Dataset items »
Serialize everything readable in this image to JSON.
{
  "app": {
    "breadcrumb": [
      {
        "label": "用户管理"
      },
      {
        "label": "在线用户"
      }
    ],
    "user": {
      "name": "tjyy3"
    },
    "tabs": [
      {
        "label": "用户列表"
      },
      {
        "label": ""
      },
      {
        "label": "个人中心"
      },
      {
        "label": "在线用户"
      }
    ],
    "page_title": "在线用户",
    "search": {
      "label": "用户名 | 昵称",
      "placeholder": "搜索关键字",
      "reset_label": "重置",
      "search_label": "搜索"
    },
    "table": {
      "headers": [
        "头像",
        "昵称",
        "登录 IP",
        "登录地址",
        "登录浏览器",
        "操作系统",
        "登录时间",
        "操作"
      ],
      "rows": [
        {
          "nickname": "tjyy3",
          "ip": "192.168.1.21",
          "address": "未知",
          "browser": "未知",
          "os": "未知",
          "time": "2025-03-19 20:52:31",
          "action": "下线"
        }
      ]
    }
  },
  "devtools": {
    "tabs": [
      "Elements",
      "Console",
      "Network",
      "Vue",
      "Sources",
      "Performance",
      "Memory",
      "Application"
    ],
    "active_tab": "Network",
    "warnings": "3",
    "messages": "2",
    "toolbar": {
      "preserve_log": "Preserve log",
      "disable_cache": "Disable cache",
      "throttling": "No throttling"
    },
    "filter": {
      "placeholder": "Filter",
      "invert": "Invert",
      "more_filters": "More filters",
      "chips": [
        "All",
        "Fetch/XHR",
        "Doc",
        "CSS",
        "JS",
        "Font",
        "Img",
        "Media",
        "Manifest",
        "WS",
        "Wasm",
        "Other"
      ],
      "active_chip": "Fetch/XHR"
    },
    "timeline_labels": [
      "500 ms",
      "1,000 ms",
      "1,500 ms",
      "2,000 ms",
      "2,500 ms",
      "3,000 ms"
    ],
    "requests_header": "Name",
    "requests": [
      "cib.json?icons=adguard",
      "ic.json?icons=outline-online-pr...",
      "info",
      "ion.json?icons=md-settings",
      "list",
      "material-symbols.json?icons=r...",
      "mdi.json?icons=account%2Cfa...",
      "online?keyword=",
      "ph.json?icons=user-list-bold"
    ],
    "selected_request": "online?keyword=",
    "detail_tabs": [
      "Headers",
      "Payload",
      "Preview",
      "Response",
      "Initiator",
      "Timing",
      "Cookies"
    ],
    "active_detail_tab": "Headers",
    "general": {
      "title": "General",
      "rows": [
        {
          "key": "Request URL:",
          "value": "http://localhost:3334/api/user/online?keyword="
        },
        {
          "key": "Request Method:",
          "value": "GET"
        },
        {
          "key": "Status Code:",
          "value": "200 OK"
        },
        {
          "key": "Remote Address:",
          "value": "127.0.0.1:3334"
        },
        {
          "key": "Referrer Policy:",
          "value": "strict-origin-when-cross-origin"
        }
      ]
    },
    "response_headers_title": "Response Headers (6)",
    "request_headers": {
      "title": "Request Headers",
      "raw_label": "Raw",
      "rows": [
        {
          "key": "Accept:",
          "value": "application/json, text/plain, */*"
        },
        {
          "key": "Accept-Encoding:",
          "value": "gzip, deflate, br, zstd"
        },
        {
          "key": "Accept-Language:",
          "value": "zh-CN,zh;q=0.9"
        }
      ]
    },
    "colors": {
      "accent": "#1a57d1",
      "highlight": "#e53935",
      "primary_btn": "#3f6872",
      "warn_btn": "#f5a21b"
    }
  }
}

Task description » From the listing above, extract all records word for word.

Answer »
Serialize everything readable in this image to JSON.
{
  "app": {
    "breadcrumb": [
      {
        "label": "用户管理"
      },
      {
        "label": "在线用户"
      }
    ],
    "user": {
      "name": "tjyy3"
    },
    "tabs": [
      {
        "label": "用户列表"
      },
      {
        "label": ""
      },
      {
        "label": "个人中心"
      },
      {
        "label": "在线用户"
      }
    ],
    "page_title": "在线用户",
    "search": {
      "label": "用户名 | 昵称",
      "placeholder": "搜索关键字",
      "reset_label": "重置",
      "search_label": "搜索"
    },
    "table": {
      "headers": [
        "头像",
        "昵称",
        "登录 IP",
        "登录地址",
        "登录浏览器",
        "操作系统",
        "登录时间",
        "操作"
      ],
      "rows": [
        {
          "nickname": "tjyy3",
          "ip": "192.168.1.21",
          "address": "未知",
          "browser": "未知",
          "os": "未知",
          "time": "2025-03-19 20:52:31",
          "action": "下线"
        }
      ]
    }
  },
  "devtools": {
    "tabs": [
      "Elements",
      "Console",
      "Network",
      "Vue",
      "Sources",
      "Performance",
      "Memory",
      "Application"
    ],
    "active_tab": "Network",
    "warnings": "3",
    "messages": "2",
    "toolbar": {
      "preserve_log": "Preserve log",
      "disable_cache": "Disable cache",
      "throttling": "No throttling"
    },
    "filter": {
      "placeholder": "Filter",
      "invert": "Invert",
      "more_filters": "More filters",
      "chips": [
        "All",
        "Fetch/XHR",
        "Doc",
        "CSS",
        "JS",
        "Font",
        "Img",
        "Media",
        "Manifest",
        "WS",
        "Wasm",
        "Other"
      ],
      "active_chip": "Fetch/XHR"
    },
    "timeline_labels": [
      "500 ms",
      "1,000 ms",
      "1,500 ms",
      "2,000 ms",
      "2,500 ms",
      "3,000 ms"
    ],
    "requests_header": "Name",
    "requests": [
      "cib.json?icons=adguard",
      "ic.json?icons=outline-online-pr...",
      "info",
      "ion.json?icons=md-settings",
      "list",
      "material-symbols.json?icons=r...",
      "mdi.json?icons=account%2Cfa...",
      "online?keyword=",
      "ph.json?icons=user-list-bold"
    ],
    "selected_request": "online?keyword=",
    "detail_tabs": [
      "Headers",
      "Payload",
      "Preview",
      "Response",
      "Initiator",
      "Timing",
      "Cookies"
    ],
    "active_detail_tab": "Headers",
    "general": {
      "title": "General",
      "rows": [
        {
          "key": "Request URL:",
          "value": "http://localhost:3334/api/user/online?keyword="
        },
        {
          "key": "Request Method:",
          "value": "GET"
        },
        {
          "key": "Status Code:",
          "value": "200 OK"
        },
        {
          "key": "Remote Address:",
          "value": "127.0.0.1:3334"
        },
        {
          "key": "Referrer Policy:",
          "value": "strict-origin-when-cross-origin"
        }
      ]
    },
    "response_headers_title": "Response Headers (6)",
    "request_headers": {
      "title": "Request Headers",
      "raw_label": "Raw",
      "rows": [
        {
          "key": "Accept:",
          "value": "application/json, text/plain, */*"
        },
        {
          "key": "Accept-Encoding:",
          "value": "gzip, deflate, br, zstd"
        },
        {
          "key": "Accept-Language:",
          "value": "zh-CN,zh;q=0.9"
        }
      ]
    },
    "colors": {
      "accent": "#1a57d1",
      "highlight": "#e53935",
      "primary_btn": "#3f6872",
      "warn_btn": "#f5a21b"
    }
  }
}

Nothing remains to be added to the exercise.